Material provided =
####
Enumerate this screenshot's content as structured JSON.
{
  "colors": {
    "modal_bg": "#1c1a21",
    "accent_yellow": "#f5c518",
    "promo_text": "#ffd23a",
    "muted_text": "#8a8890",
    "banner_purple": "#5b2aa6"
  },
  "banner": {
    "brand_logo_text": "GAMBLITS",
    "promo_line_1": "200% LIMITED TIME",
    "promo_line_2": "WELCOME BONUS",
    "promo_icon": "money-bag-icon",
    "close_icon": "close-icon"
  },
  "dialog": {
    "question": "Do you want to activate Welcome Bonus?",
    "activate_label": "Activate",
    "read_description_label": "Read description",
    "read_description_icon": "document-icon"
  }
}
####
Task requirements = Every record above should be output exactly.

Exercise solution =
Enumerate this screenshot's content as structured JSON.
{
  "colors": {
    "modal_bg": "#1c1a21",
    "accent_yellow": "#f5c518",
    "promo_text": "#ffd23a",
    "muted_text": "#8a8890",
    "banner_purple": "#5b2aa6"
  },
  "banner": {
    "brand_logo_text": "GAMBLITS",
    "promo_line_1": "200% LIMITED TIME",
    "promo_line_2": "WELCOME BONUS",
    "promo_icon": "money-bag-icon",
    "close_icon": "close-icon"
  },
  "dialog": {
    "question": "Do you want to activate Welcome Bonus?",
    "activate_label": "Activate",
    "read_description_label": "Read description",
    "read_description_icon": "document-icon"
  }
}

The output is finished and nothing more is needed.